— DO THIS —
Copy the lines of the data below word for word, from the line containing "What elements are" up to and including the line containing "x-tick-label: 0.001 [160,605,220,632]".

— Element location listings —
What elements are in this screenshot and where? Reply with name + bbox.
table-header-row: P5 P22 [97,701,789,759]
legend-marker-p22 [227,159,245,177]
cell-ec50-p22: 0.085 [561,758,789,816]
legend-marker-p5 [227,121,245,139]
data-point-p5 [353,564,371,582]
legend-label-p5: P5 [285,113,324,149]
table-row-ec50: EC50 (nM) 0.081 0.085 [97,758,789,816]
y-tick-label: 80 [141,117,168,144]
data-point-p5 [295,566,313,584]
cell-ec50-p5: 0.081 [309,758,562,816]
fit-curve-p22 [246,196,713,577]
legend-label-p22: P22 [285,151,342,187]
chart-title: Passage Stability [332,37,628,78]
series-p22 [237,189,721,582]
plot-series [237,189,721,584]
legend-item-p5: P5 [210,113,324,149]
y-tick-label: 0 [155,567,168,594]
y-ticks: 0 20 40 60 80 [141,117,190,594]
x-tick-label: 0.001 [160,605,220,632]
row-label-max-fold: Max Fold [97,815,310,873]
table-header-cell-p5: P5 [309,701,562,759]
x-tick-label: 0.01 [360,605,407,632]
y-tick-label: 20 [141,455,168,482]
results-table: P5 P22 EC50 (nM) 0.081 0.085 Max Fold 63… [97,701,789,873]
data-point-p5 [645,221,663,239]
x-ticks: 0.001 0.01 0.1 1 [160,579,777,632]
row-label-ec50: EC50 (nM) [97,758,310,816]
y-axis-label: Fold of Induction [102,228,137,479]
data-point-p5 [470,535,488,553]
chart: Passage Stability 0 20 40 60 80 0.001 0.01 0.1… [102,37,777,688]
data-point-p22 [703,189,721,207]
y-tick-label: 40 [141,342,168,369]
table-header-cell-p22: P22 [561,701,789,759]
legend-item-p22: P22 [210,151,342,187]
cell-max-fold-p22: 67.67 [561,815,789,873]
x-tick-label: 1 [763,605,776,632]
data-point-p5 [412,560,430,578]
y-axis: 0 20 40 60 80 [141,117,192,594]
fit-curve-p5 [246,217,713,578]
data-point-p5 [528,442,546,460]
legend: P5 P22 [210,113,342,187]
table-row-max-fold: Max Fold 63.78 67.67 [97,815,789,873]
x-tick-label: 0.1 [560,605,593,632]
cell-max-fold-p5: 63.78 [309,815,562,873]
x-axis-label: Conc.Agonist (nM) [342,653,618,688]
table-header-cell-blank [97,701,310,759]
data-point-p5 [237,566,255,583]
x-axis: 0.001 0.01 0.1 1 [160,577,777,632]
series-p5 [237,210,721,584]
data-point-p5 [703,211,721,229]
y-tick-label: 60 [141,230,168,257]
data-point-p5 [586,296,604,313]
---
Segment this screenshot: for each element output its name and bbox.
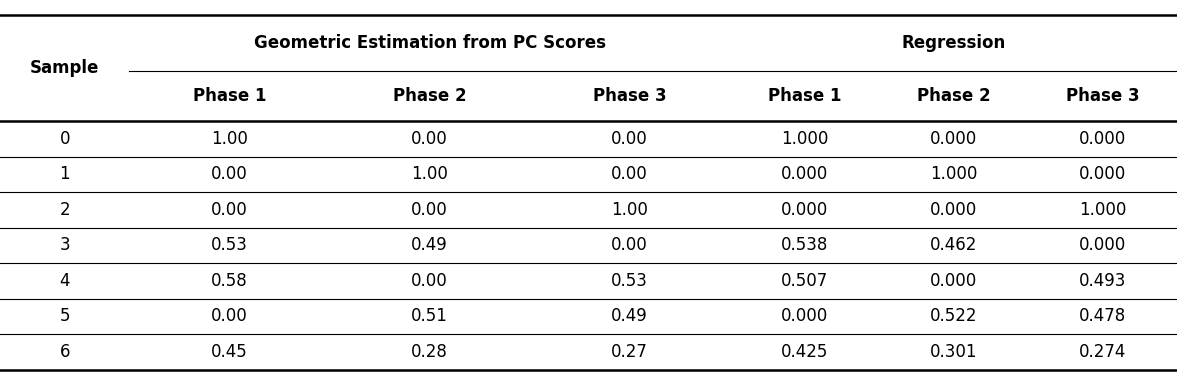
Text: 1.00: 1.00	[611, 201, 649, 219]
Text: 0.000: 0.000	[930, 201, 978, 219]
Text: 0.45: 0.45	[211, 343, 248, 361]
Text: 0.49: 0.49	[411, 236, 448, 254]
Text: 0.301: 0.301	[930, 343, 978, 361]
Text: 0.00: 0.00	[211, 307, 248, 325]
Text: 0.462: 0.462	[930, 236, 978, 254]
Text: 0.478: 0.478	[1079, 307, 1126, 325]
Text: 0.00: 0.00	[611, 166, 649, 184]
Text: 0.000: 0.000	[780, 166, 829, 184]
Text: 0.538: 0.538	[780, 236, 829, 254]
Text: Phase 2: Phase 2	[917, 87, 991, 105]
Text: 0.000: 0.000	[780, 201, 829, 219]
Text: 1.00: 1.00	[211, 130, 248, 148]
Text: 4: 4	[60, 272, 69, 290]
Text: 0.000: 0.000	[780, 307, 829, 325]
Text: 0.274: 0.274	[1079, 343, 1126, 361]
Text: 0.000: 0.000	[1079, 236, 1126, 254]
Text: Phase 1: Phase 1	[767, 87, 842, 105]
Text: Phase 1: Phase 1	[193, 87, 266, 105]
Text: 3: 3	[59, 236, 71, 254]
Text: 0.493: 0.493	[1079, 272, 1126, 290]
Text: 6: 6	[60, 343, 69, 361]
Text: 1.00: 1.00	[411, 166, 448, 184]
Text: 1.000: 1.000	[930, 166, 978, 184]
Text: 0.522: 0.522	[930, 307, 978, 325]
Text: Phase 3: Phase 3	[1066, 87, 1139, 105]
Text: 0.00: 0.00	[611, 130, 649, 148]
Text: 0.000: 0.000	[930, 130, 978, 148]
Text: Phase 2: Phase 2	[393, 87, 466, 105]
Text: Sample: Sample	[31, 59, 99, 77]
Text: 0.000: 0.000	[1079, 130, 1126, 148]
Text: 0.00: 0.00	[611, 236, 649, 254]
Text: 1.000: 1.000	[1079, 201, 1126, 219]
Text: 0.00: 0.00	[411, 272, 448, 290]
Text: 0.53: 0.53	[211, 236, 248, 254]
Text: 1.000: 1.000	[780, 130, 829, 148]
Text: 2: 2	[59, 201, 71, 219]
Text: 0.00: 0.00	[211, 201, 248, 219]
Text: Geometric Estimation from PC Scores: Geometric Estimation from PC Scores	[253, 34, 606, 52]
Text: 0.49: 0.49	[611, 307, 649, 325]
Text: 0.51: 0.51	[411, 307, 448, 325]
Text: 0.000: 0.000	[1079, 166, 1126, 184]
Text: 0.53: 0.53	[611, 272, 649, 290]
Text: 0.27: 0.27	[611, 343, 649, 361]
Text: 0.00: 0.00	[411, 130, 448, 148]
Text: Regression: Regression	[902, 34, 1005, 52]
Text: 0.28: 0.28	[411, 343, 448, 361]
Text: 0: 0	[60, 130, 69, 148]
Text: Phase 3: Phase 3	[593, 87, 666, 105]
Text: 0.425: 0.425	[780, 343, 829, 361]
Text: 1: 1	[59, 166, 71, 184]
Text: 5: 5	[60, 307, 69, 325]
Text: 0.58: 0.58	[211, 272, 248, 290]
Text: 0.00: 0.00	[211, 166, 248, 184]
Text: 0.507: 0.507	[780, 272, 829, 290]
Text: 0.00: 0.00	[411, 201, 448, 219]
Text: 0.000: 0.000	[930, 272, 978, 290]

— WRITTEN SOLUTION —
What elements are in this screenshot and where? Reply with name + bbox.
table-header-row: P5 P22 [97,701,789,759]
legend-marker-p22 [227,159,245,177]
cell-ec50-p22: 0.085 [561,758,789,816]
legend-marker-p5 [227,121,245,139]
data-point-p5 [353,564,371,582]
legend-label-p5: P5 [285,113,324,149]
table-row-ec50: EC50 (nM) 0.081 0.085 [97,758,789,816]
y-tick-label: 80 [141,117,168,144]
data-point-p5 [295,566,313,584]
cell-ec50-p5: 0.081 [309,758,562,816]
fit-curve-p22 [246,196,713,577]
legend-label-p22: P22 [285,151,342,187]
chart-title: Passage Stability [332,37,628,78]
series-p22 [237,189,721,582]
plot-series [237,189,721,584]
legend-item-p5: P5 [210,113,324,149]
y-tick-label: 0 [155,567,168,594]
y-ticks: 0 20 40 60 80 [141,117,190,594]
x-tick-label: 0.001 [160,605,220,632]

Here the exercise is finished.